» PROBLEM TO WORK ON
Retype each entry below, keeping every character the same.

» INPUT MATERIAL
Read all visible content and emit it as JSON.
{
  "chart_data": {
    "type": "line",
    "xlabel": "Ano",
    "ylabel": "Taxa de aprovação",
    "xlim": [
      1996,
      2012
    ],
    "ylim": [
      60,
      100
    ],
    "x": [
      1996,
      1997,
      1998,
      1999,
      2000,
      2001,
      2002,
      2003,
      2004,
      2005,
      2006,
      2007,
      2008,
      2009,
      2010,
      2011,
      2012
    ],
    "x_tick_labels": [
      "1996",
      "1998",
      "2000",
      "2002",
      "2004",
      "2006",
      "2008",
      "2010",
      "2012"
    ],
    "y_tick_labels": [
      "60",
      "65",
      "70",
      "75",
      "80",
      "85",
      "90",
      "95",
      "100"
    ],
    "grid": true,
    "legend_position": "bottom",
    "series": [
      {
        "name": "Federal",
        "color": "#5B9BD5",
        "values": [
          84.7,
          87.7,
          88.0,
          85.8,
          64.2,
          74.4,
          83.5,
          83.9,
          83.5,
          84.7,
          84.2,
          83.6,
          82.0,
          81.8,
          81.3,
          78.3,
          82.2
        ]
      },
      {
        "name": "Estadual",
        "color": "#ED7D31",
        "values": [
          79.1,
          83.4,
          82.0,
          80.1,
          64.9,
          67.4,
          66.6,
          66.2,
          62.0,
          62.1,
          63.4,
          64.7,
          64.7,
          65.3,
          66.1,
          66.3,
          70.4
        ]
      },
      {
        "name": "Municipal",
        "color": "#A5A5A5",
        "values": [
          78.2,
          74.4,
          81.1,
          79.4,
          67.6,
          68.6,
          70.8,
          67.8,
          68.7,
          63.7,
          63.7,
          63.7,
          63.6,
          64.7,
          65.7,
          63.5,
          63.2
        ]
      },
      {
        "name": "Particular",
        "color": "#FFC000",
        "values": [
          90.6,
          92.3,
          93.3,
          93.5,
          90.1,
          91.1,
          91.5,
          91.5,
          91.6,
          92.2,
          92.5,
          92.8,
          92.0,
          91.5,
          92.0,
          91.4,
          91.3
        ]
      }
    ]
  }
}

» SOLUTION FOR THIS PROBLEM
Read all visible content and emit it as JSON.
{
  "chart_data": {
    "type": "line",
    "xlabel": "Ano",
    "ylabel": "Taxa de aprovação",
    "xlim": [
      1996,
      2012
    ],
    "ylim": [
      60,
      100
    ],
    "x": [
      1996,
      1997,
      1998,
      1999,
      2000,
      2001,
      2002,
      2003,
      2004,
      2005,
      2006,
      2007,
      2008,
      2009,
      2010,
      2011,
      2012
    ],
    "x_tick_labels": [
      "1996",
      "1998",
      "2000",
      "2002",
      "2004",
      "2006",
      "2008",
      "2010",
      "2012"
    ],
    "y_tick_labels": [
      "60",
      "65",
      "70",
      "75",
      "80",
      "85",
      "90",
      "95",
      "100"
    ],
    "grid": true,
    "legend_position": "bottom",
    "series": [
      {
        "name": "Federal",
        "color": "#5B9BD5",
        "values": [
          84.7,
          87.7,
          88.0,
          85.8,
          64.2,
          74.4,
          83.5,
          83.9,
          83.5,
          84.7,
          84.2,
          83.6,
          82.0,
          81.8,
          81.3,
          78.3,
          82.2
        ]
      },
      {
        "name": "Estadual",
        "color": "#ED7D31",
        "values": [
          79.1,
          83.4,
          82.0,
          80.1,
          64.9,
          67.4,
          66.6,
          66.2,
          62.0,
          62.1,
          63.4,
          64.7,
          64.7,
          65.3,
          66.1,
          66.3,
          70.4
        ]
      },
      {
        "name": "Municipal",
        "color": "#A5A5A5",
        "values": [
          78.2,
          74.4,
          81.1,
          79.4,
          67.6,
          68.6,
          70.8,
          67.8,
          68.7,
          63.7,
          63.7,
          63.7,
          63.6,
          64.7,
          65.7,
          63.5,
          63.2
        ]
      },
      {
        "name": "Particular",
        "color": "#FFC000",
        "values": [
          90.6,
          92.3,
          93.3,
          93.5,
          90.1,
          91.1,
          91.5,
          91.5,
          91.6,
          92.2,
          92.5,
          92.8,
          92.0,
          91.5,
          92.0,
          91.4,
          91.3
        ]
      }
    ]
  }
}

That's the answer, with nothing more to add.